▶ [What you will do] Go through the entries below and write each one out exactly.

▶ [Information given]
Start

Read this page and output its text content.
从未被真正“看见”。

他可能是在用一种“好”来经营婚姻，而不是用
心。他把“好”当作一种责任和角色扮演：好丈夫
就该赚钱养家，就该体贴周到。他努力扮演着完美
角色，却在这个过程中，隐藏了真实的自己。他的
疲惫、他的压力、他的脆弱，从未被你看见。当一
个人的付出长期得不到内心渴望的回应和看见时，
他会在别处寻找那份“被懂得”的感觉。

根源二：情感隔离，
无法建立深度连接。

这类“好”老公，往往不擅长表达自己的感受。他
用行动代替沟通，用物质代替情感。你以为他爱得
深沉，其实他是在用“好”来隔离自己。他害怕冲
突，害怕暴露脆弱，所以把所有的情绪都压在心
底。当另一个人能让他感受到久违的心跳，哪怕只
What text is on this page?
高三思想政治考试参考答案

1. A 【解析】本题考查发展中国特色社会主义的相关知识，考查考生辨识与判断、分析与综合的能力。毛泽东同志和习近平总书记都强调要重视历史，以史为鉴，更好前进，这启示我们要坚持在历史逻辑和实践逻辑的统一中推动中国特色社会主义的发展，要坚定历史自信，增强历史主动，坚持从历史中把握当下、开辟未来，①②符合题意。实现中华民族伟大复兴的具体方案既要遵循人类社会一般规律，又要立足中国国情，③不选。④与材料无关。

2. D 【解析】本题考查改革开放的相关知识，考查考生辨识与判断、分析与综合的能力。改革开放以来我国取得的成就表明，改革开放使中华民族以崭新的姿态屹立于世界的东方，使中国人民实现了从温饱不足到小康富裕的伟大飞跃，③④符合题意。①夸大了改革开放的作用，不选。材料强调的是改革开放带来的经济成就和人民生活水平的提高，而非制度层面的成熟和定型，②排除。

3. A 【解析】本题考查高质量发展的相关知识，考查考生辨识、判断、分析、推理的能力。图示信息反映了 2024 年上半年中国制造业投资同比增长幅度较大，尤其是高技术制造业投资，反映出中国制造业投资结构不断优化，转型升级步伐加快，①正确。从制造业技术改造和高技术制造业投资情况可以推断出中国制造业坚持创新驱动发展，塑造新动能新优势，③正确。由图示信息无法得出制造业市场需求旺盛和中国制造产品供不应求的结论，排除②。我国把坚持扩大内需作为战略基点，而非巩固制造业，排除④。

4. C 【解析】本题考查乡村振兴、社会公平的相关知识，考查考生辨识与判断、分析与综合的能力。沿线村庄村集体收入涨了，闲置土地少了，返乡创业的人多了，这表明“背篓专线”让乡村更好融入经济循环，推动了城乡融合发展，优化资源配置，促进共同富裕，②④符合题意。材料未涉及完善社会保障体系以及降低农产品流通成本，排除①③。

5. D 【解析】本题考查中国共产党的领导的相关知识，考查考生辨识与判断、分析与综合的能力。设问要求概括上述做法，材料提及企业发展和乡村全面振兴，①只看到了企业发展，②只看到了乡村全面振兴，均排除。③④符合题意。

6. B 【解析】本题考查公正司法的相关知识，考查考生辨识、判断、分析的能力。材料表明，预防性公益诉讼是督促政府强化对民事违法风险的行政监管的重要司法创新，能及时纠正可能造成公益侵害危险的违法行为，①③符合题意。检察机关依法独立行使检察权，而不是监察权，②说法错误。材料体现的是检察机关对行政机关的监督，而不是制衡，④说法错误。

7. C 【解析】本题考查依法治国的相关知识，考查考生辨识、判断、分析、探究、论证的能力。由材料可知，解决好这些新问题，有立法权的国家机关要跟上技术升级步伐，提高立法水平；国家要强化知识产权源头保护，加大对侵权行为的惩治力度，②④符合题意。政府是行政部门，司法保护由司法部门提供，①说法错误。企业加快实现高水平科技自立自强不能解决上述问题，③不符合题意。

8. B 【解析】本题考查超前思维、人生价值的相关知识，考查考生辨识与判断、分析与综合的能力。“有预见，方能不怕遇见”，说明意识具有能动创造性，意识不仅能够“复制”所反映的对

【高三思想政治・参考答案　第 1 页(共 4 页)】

End

▶ [Problem solution]
Read this page and output its text content.
从未被真正“看见”。

他可能是在用一种“好”来经营婚姻，而不是用
心。他把“好”当作一种责任和角色扮演：好丈夫
就该赚钱养家，就该体贴周到。他努力扮演着完美
角色，却在这个过程中，隐藏了真实的自己。他的
疲惫、他的压力、他的脆弱，从未被你看见。当一
个人的付出长期得不到内心渴望的回应和看见时，
他会在别处寻找那份“被懂得”的感觉。

根源二：情感隔离，
无法建立深度连接。

这类“好”老公，往往不擅长表达自己的感受。他
用行动代替沟通，用物质代替情感。你以为他爱得
深沉，其实他是在用“好”来隔离自己。他害怕冲
突，害怕暴露脆弱，所以把所有的情绪都压在心
底。当另一个人能让他感受到久违的心跳，哪怕只
What text is on this page?
高三思想政治考试参考答案

1. A 【解析】本题考查发展中国特色社会主义的相关知识，考查考生辨识与判断、分析与综合的能力。毛泽东同志和习近平总书记都强调要重视历史，以史为鉴，更好前进，这启示我们要坚持在历史逻辑和实践逻辑的统一中推动中国特色社会主义的发展，要坚定历史自信，增强历史主动，坚持从历史中把握当下、开辟未来，①②符合题意。实现中华民族伟大复兴的具体方案既要遵循人类社会一般规律，又要立足中国国情，③不选。④与材料无关。

2. D 【解析】本题考查改革开放的相关知识，考查考生辨识与判断、分析与综合的能力。改革开放以来我国取得的成就表明，改革开放使中华民族以崭新的姿态屹立于世界的东方，使中国人民实现了从温饱不足到小康富裕的伟大飞跃，③④符合题意。①夸大了改革开放的作用，不选。材料强调的是改革开放带来的经济成就和人民生活水平的提高，而非制度层面的成熟和定型，②排除。

3. A 【解析】本题考查高质量发展的相关知识，考查考生辨识、判断、分析、推理的能力。图示信息反映了 2024 年上半年中国制造业投资同比增长幅度较大，尤其是高技术制造业投资，反映出中国制造业投资结构不断优化，转型升级步伐加快，①正确。从制造业技术改造和高技术制造业投资情况可以推断出中国制造业坚持创新驱动发展，塑造新动能新优势，③正确。由图示信息无法得出制造业市场需求旺盛和中国制造产品供不应求的结论，排除②。我国把坚持扩大内需作为战略基点，而非巩固制造业，排除④。

4. C 【解析】本题考查乡村振兴、社会公平的相关知识，考查考生辨识与判断、分析与综合的能力。沿线村庄村集体收入涨了，闲置土地少了，返乡创业的人多了，这表明“背篓专线”让乡村更好融入经济循环，推动了城乡融合发展，优化资源配置，促进共同富裕，②④符合题意。材料未涉及完善社会保障体系以及降低农产品流通成本，排除①③。

5. D 【解析】本题考查中国共产党的领导的相关知识，考查考生辨识与判断、分析与综合的能力。设问要求概括上述做法，材料提及企业发展和乡村全面振兴，①只看到了企业发展，②只看到了乡村全面振兴，均排除。③④符合题意。

6. B 【解析】本题考查公正司法的相关知识，考查考生辨识、判断、分析的能力。材料表明，预防性公益诉讼是督促政府强化对民事违法风险的行政监管的重要司法创新，能及时纠正可能造成公益侵害危险的违法行为，①③符合题意。检察机关依法独立行使检察权，而不是监察权，②说法错误。材料体现的是检察机关对行政机关的监督，而不是制衡，④说法错误。

7. C 【解析】本题考查依法治国的相关知识，考查考生辨识、判断、分析、探究、论证的能力。由材料可知，解决好这些新问题，有立法权的国家机关要跟上技术升级步伐，提高立法水平；国家要强化知识产权源头保护，加大对侵权行为的惩治力度，②④符合题意。政府是行政部门，司法保护由司法部门提供，①说法错误。企业加快实现高水平科技自立自强不能解决上述问题，③不符合题意。

8. B 【解析】本题考查超前思维、人生价值的相关知识，考查考生辨识与判断、分析与综合的能力。“有预见，方能不怕遇见”，说明意识具有能动创造性，意识不仅能够“复制”所反映的对

【高三思想政治・参考答案　第 1 页(共 4 页)】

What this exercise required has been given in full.